What is asked » Check every line below for the word "dBµV" and copy each one that has it.

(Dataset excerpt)
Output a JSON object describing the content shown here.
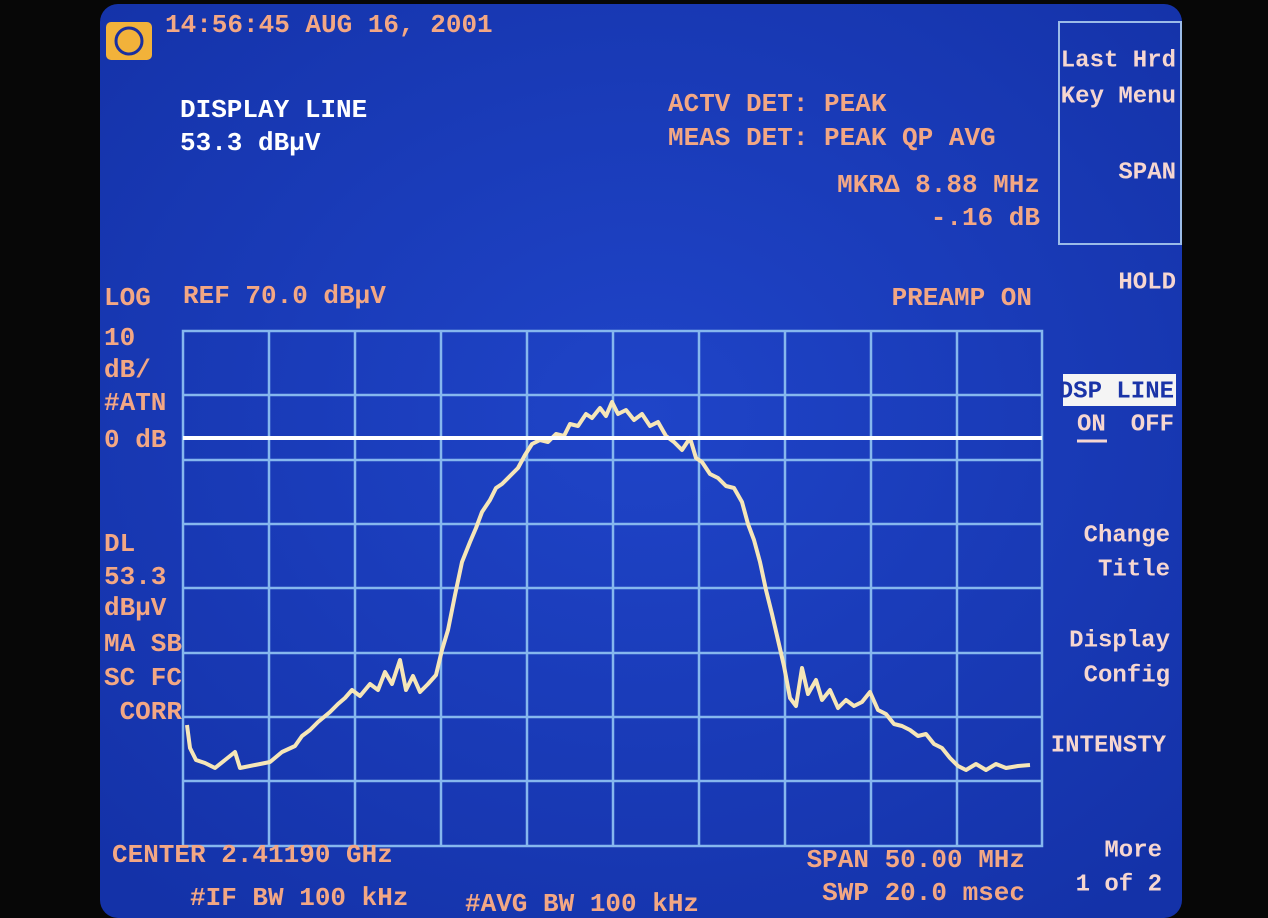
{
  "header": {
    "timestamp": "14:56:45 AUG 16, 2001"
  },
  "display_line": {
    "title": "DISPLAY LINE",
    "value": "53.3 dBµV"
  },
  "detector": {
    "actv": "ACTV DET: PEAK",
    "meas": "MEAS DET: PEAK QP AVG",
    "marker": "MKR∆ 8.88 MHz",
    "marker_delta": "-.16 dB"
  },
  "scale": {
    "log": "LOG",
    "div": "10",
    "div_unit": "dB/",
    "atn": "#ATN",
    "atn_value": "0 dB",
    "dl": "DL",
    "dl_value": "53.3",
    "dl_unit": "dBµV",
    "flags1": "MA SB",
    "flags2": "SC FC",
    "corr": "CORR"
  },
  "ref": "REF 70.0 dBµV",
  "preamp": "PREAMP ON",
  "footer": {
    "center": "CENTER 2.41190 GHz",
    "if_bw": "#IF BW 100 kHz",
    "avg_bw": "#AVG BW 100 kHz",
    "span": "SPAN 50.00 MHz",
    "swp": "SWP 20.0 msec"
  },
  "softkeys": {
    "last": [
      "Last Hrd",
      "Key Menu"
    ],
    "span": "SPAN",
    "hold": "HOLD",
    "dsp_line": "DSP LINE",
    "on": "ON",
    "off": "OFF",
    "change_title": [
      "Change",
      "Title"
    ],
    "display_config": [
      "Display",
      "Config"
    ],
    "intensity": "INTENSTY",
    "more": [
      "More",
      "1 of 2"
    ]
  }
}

--

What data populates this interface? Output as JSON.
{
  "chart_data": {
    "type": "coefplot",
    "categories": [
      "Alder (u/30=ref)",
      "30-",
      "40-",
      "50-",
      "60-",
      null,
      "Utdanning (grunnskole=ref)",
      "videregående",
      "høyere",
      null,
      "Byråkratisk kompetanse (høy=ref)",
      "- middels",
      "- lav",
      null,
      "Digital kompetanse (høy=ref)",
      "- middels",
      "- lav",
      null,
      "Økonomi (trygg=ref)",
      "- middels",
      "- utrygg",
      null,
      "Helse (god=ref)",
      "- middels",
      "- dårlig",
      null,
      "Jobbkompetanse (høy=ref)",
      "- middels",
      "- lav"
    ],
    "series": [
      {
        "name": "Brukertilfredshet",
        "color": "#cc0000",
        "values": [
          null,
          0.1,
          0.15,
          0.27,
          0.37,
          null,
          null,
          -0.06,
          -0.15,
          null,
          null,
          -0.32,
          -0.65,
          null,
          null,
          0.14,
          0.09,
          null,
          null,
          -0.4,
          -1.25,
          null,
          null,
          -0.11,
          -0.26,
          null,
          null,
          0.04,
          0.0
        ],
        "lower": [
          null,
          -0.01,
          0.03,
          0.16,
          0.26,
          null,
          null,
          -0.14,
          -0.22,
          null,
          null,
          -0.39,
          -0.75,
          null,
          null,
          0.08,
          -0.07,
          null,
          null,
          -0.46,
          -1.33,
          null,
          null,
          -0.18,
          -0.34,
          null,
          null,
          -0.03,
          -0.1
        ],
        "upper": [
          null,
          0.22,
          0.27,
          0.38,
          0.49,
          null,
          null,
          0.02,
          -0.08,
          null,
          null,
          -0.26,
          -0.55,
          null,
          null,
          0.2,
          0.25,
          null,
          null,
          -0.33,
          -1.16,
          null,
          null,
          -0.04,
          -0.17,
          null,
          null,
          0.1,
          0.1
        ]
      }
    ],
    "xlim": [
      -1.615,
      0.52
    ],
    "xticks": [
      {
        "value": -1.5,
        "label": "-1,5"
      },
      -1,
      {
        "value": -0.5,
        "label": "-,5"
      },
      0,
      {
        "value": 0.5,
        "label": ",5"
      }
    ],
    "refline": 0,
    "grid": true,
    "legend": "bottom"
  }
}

Result for this exercise »
    "value": "53.3 dBµV"
    "dl_unit": "dBµV",
  "ref": "REF 70.0 dBµV",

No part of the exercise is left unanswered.